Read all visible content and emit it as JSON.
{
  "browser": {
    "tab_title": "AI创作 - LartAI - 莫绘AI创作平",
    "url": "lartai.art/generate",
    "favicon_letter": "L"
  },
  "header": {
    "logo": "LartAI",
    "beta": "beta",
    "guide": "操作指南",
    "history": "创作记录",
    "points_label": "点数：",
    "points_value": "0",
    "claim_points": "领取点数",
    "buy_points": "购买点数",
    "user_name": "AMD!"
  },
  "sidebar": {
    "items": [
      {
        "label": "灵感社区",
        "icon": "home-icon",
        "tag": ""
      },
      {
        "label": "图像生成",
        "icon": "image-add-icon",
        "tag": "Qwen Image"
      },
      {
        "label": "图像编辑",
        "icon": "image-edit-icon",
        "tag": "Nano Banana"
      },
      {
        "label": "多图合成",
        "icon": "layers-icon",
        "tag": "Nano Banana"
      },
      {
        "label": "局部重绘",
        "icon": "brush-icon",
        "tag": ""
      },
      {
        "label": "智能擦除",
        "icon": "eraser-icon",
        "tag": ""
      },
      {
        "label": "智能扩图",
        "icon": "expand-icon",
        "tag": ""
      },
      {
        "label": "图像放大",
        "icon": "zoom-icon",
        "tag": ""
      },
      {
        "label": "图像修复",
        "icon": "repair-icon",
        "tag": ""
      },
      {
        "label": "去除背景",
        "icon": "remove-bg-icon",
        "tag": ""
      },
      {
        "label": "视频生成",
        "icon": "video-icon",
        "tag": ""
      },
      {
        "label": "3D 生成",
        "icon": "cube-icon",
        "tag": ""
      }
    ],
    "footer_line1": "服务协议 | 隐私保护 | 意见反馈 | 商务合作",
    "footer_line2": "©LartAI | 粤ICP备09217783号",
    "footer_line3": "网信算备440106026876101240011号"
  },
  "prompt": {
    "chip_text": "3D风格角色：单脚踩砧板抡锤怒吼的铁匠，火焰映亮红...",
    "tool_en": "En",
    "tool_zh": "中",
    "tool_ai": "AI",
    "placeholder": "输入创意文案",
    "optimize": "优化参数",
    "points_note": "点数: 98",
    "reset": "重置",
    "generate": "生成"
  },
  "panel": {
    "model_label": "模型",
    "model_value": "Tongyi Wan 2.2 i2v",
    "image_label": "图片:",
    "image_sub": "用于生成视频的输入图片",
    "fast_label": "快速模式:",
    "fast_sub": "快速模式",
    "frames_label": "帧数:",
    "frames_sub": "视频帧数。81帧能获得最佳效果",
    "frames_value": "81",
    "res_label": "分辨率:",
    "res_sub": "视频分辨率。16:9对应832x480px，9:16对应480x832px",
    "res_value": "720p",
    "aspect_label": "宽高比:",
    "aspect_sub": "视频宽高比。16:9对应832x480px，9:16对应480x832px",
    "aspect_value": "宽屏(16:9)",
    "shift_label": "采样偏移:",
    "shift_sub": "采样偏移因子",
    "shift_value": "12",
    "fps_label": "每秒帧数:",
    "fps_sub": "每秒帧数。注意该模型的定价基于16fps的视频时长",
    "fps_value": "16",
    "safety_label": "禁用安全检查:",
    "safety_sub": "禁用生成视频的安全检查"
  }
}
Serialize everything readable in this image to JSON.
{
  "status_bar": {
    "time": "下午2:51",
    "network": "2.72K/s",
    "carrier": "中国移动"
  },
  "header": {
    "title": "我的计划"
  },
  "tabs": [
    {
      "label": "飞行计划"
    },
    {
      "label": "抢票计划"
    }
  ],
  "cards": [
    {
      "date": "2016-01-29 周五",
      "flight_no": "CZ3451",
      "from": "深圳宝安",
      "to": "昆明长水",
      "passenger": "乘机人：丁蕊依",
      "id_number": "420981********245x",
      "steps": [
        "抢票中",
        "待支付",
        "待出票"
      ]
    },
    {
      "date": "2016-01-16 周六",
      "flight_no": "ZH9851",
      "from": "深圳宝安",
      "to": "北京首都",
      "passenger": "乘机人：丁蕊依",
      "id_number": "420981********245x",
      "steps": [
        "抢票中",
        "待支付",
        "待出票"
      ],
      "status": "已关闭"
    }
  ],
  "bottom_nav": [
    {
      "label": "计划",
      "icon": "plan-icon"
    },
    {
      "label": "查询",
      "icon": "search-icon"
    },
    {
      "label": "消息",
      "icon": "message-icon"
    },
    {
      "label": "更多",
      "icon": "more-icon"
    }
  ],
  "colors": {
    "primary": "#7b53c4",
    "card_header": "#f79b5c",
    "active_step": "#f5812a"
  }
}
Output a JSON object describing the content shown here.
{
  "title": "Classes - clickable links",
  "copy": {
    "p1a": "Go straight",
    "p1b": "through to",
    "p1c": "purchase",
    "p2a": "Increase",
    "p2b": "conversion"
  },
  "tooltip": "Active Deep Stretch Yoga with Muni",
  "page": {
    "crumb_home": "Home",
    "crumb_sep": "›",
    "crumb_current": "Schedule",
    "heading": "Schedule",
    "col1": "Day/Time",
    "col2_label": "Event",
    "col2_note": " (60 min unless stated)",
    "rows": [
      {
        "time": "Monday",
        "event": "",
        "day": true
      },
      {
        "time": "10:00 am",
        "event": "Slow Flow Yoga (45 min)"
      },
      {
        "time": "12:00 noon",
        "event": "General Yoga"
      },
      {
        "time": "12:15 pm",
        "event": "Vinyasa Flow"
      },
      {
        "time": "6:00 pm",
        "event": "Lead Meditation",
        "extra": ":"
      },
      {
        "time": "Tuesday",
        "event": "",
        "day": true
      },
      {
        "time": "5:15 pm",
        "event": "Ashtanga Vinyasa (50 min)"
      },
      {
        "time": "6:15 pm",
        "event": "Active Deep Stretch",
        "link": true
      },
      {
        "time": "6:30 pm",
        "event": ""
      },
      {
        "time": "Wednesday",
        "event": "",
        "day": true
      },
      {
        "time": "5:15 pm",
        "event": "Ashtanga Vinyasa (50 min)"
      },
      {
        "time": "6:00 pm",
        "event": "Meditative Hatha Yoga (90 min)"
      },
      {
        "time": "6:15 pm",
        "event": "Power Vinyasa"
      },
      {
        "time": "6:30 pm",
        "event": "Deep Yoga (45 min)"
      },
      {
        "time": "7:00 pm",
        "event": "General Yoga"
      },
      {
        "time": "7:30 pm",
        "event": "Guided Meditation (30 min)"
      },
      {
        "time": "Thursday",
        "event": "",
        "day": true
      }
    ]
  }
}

__What is required__. What is the number of lines in the data that hold the string "每秒帧数"? Answer with the number only.

__Solution for this exercise__. 2